▶ **YOUR GOAL**
Review the lines that follow and copy each one that contains the word "every".

▶ **THE INPUT**
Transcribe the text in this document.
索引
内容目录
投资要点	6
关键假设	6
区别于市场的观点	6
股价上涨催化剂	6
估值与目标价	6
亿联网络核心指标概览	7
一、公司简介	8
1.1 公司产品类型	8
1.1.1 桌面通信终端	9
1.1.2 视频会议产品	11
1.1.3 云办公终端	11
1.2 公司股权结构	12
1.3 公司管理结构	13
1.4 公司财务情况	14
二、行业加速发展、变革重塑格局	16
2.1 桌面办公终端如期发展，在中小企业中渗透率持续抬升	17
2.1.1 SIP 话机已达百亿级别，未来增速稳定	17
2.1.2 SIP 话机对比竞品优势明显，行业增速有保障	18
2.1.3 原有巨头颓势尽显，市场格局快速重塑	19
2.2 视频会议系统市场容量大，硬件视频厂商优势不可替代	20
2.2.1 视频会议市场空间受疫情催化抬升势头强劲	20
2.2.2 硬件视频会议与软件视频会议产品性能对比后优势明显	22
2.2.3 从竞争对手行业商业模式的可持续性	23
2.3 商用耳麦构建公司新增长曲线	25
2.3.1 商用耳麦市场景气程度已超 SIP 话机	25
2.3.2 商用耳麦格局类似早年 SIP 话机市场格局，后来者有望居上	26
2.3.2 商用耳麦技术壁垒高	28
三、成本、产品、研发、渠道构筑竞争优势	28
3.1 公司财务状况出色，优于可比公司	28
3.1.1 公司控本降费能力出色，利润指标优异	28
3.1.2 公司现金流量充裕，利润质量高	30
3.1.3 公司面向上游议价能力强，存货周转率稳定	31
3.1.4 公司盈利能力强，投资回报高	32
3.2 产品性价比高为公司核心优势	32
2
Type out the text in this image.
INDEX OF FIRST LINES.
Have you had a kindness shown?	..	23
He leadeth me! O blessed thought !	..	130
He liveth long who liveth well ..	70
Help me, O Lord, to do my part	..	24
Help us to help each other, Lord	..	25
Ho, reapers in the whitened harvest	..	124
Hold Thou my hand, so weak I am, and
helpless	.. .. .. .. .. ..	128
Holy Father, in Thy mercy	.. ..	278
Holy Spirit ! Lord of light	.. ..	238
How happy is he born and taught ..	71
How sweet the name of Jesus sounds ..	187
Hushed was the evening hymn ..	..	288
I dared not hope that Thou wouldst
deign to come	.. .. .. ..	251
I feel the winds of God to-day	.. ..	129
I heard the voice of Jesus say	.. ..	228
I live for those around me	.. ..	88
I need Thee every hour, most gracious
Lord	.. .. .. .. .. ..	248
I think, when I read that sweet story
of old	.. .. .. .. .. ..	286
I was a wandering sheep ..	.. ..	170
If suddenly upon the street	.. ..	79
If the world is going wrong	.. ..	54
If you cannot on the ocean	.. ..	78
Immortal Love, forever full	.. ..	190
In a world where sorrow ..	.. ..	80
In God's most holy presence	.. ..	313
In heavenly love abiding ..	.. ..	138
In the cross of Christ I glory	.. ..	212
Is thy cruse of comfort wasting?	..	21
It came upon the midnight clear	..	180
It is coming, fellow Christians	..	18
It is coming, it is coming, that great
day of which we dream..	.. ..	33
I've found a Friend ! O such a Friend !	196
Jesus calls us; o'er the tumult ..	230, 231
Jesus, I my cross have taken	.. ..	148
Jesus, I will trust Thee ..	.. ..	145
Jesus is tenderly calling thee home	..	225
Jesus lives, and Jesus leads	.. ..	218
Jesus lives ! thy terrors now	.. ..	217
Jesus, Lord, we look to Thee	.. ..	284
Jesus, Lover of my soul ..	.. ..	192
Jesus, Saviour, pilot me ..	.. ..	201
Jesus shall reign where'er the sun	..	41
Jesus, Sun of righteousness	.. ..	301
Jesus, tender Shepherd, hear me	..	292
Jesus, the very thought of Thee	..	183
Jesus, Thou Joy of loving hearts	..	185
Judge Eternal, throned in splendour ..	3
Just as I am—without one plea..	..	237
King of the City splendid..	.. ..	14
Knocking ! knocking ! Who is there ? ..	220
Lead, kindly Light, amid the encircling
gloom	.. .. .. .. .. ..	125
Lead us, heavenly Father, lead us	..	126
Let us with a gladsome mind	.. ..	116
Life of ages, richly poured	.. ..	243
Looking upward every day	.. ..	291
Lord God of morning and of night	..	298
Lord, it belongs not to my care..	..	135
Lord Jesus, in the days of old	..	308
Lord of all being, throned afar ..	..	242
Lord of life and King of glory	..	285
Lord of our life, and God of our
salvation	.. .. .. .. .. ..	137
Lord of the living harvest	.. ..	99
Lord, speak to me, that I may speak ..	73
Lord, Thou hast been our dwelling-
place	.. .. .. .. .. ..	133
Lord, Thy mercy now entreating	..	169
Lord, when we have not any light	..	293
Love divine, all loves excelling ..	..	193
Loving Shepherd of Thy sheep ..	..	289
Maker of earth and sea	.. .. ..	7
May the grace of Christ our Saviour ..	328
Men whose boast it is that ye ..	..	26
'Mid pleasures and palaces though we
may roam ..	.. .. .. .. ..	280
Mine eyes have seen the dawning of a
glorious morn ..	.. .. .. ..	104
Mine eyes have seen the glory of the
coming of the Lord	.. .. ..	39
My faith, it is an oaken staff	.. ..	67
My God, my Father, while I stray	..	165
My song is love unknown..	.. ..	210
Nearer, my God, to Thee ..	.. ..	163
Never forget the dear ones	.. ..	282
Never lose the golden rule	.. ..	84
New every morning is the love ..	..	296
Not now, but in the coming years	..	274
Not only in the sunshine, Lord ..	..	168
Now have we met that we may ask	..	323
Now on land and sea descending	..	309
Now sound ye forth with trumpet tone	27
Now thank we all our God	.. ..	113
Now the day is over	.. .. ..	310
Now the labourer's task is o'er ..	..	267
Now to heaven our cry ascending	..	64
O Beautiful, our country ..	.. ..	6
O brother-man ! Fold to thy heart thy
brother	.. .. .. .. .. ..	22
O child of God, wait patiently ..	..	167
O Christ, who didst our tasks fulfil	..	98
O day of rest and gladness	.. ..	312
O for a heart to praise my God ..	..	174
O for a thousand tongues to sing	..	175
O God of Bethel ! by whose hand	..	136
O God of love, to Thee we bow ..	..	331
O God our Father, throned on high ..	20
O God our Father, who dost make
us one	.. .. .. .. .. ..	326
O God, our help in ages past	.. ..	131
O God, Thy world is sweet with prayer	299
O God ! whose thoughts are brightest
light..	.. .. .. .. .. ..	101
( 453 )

▶ **EXERCISE SOLUTION**
I need Thee every hour, most gracious
Looking upward every day	.. ..	291
New every morning is the love ..	..	296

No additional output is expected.